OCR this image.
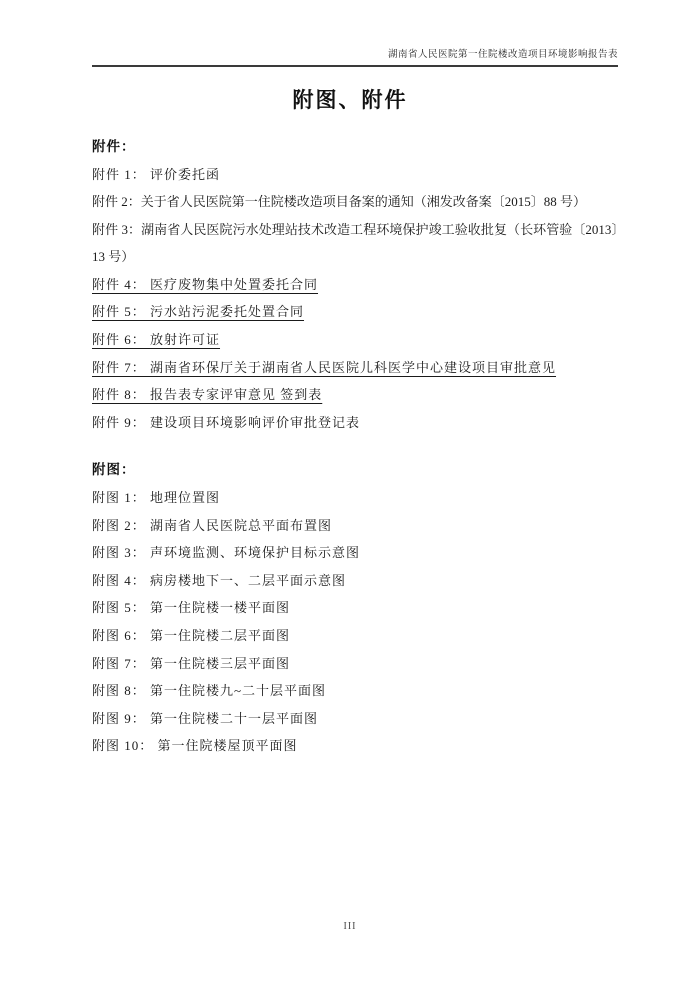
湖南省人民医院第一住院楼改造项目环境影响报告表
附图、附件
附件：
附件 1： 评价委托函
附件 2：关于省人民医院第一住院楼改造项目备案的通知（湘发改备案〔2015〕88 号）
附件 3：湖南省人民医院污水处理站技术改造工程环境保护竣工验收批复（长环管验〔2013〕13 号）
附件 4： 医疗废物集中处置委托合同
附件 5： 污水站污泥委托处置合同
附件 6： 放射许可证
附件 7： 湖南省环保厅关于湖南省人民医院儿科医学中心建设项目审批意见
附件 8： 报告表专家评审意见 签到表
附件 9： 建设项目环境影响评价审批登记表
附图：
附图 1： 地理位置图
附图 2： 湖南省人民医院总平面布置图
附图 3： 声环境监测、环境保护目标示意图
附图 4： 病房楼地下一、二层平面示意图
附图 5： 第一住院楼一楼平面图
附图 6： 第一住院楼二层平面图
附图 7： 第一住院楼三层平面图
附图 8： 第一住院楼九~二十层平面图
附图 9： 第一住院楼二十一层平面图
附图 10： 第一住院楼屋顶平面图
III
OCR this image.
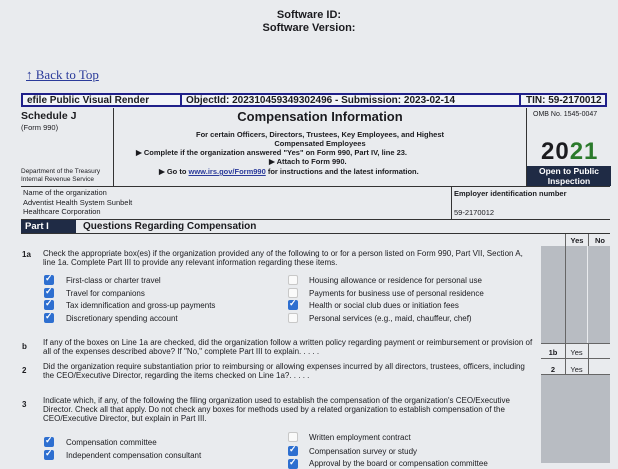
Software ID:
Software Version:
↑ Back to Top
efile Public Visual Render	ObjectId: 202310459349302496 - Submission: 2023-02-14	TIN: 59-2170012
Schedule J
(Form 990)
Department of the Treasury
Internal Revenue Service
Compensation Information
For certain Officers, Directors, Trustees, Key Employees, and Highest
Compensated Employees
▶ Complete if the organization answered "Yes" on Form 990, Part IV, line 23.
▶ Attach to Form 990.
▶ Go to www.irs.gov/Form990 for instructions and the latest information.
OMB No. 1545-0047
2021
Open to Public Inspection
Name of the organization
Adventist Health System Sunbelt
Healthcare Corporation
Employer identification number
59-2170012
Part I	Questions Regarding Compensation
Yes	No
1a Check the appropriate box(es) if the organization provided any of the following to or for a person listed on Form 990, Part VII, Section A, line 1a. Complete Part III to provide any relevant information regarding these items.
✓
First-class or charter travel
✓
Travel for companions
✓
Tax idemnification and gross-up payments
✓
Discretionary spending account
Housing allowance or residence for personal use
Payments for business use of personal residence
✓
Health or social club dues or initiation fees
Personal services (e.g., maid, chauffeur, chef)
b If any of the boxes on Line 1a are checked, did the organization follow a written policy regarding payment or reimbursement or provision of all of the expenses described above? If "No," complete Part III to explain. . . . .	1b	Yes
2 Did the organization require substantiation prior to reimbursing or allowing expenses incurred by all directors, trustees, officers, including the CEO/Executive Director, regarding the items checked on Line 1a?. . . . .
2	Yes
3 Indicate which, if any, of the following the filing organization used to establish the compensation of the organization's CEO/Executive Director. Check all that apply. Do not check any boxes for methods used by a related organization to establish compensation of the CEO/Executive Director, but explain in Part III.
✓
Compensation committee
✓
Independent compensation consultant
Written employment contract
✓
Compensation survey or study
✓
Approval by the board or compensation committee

════════════════

Print each record exactly as it stands, leaving the images out.

## Final answer
OCR this image.
湖南省人民医院第一住院楼改造项目环境影响报告表
附图、附件
附件：
附件 1： 评价委托函
附件 2：关于省人民医院第一住院楼改造项目备案的通知（湘发改备案〔2015〕88 号）
附件 3：湖南省人民医院污水处理站技术改造工程环境保护竣工验收批复（长环管验〔2013〕13 号）
附件 4： 医疗废物集中处置委托合同
附件 5： 污水站污泥委托处置合同
附件 6： 放射许可证
附件 7： 湖南省环保厅关于湖南省人民医院儿科医学中心建设项目审批意见
附件 8： 报告表专家评审意见 签到表
附件 9： 建设项目环境影响评价审批登记表
附图：
附图 1： 地理位置图
附图 2： 湖南省人民医院总平面布置图
附图 3： 声环境监测、环境保护目标示意图
附图 4： 病房楼地下一、二层平面示意图
附图 5： 第一住院楼一楼平面图
附图 6： 第一住院楼二层平面图
附图 7： 第一住院楼三层平面图
附图 8： 第一住院楼九~二十层平面图
附图 9： 第一住院楼二十一层平面图
附图 10： 第一住院楼屋顶平面图
III
OCR this image.
Software ID:
Software Version:
↑ Back to Top
efile Public Visual Render	ObjectId: 202310459349302496 - Submission: 2023-02-14	TIN: 59-2170012
Schedule J
(Form 990)
Department of the Treasury
Internal Revenue Service
Compensation Information
For certain Officers, Directors, Trustees, Key Employees, and Highest
Compensated Employees
▶ Complete if the organization answered "Yes" on Form 990, Part IV, line 23.
▶ Attach to Form 990.
▶ Go to www.irs.gov/Form990 for instructions and the latest information.
OMB No. 1545-0047
2021
Open to Public Inspection
Name of the organization
Adventist Health System Sunbelt
Healthcare Corporation
Employer identification number
59-2170012
Part I	Questions Regarding Compensation
Yes	No
1a Check the appropriate box(es) if the organization provided any of the following to or for a person listed on Form 990, Part VII, Section A, line 1a. Complete Part III to provide any relevant information regarding these items.
✓
First-class or charter travel
✓
Travel for companions
✓
Tax idemnification and gross-up payments
✓
Discretionary spending account
Housing allowance or residence for personal use
Payments for business use of personal residence
✓
Health or social club dues or initiation fees
Personal services (e.g., maid, chauffeur, chef)
b If any of the boxes on Line 1a are checked, did the organization follow a written policy regarding payment or reimbursement or provision of all of the expenses described above? If "No," complete Part III to explain. . . . .	1b	Yes
2 Did the organization require substantiation prior to reimbursing or allowing expenses incurred by all directors, trustees, officers, including the CEO/Executive Director, regarding the items checked on Line 1a?. . . . .
2	Yes
3 Indicate which, if any, of the following the filing organization used to establish the compensation of the organization's CEO/Executive Director. Check all that apply. Do not check any boxes for methods used by a related organization to establish compensation of the CEO/Executive Director, but explain in Part III.
✓
Compensation committee
✓
Independent compensation consultant
Written employment contract
✓
Compensation survey or study
✓
Approval by the board or compensation committee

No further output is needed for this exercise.